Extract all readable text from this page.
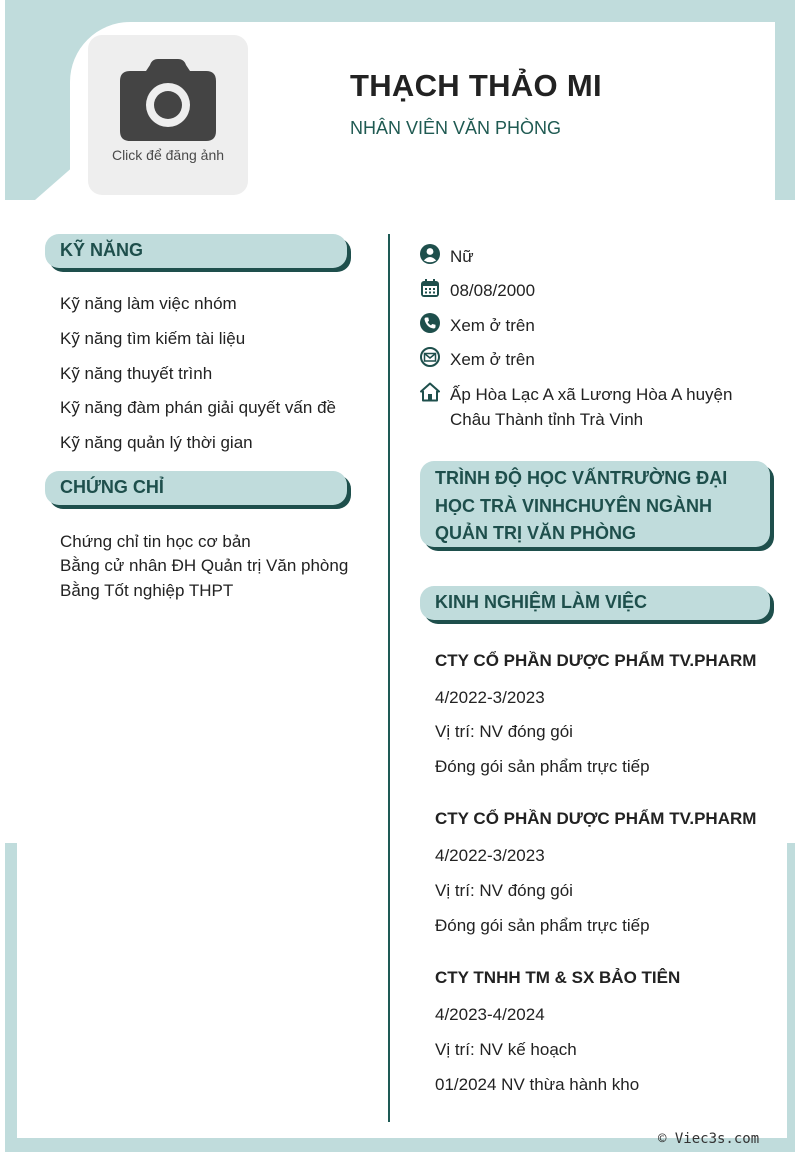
Click để đăng ảnh
THẠCH THẢO MI
NHÂN VIÊN VĂN PHÒNG
KỸ NĂNG
Kỹ năng làm việc nhóm
Kỹ năng tìm kiếm tài liệu
Kỹ năng thuyết trình
Kỹ năng đàm phán giải quyết vấn đề
Kỹ năng quản lý thời gian
CHỨNG CHỈ
Chứng chỉ tin học cơ bản
Bằng cử nhân ĐH Quản trị Văn phòng
Bằng Tốt nghiệp THPT
Nữ
08/08/2000
Xem ở trên
Xem ở trên
Ấp Hòa Lạc A xã Lương Hòa A huyện
Châu Thành tỉnh Trà Vinh
TRÌNH ĐỘ HỌC VẤNTRƯỜNG ĐẠI HỌC TRÀ VINHCHUYÊN NGÀNH QUẢN TRỊ VĂN PHÒNG
KINH NGHIỆM LÀM VIỆC
CTY CỔ PHẦN DƯỢC PHẨM TV.PHARM
4/2022-3/2023
Vị trí: NV đóng gói
Đóng gói sản phẩm trực tiếp
CTY CỔ PHẦN DƯỢC PHẨM TV.PHARM
4/2022-3/2023
Vị trí: NV đóng gói
Đóng gói sản phẩm trực tiếp
CTY TNHH TM & SX BẢO TIÊN
4/2023-4/2024
Vị trí: NV kế hoạch
01/2024 NV thừa hành kho
© Viec3s.com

- Task description -
Print out every entry above without changing a word, and leave out the pictures.

- Solution below -
Extract all readable text from this page.
Click để đăng ảnh
THẠCH THẢO MI
NHÂN VIÊN VĂN PHÒNG
KỸ NĂNG
Kỹ năng làm việc nhóm
Kỹ năng tìm kiếm tài liệu
Kỹ năng thuyết trình
Kỹ năng đàm phán giải quyết vấn đề
Kỹ năng quản lý thời gian
CHỨNG CHỈ
Chứng chỉ tin học cơ bản
Bằng cử nhân ĐH Quản trị Văn phòng
Bằng Tốt nghiệp THPT
Nữ
08/08/2000
Xem ở trên
Xem ở trên
Ấp Hòa Lạc A xã Lương Hòa A huyện
Châu Thành tỉnh Trà Vinh
TRÌNH ĐỘ HỌC VẤNTRƯỜNG ĐẠI HỌC TRÀ VINHCHUYÊN NGÀNH QUẢN TRỊ VĂN PHÒNG
KINH NGHIỆM LÀM VIỆC
CTY CỔ PHẦN DƯỢC PHẨM TV.PHARM
4/2022-3/2023
Vị trí: NV đóng gói
Đóng gói sản phẩm trực tiếp
CTY CỔ PHẦN DƯỢC PHẨM TV.PHARM
4/2022-3/2023
Vị trí: NV đóng gói
Đóng gói sản phẩm trực tiếp
CTY TNHH TM & SX BẢO TIÊN
4/2023-4/2024
Vị trí: NV kế hoạch
01/2024 NV thừa hành kho
© Viec3s.com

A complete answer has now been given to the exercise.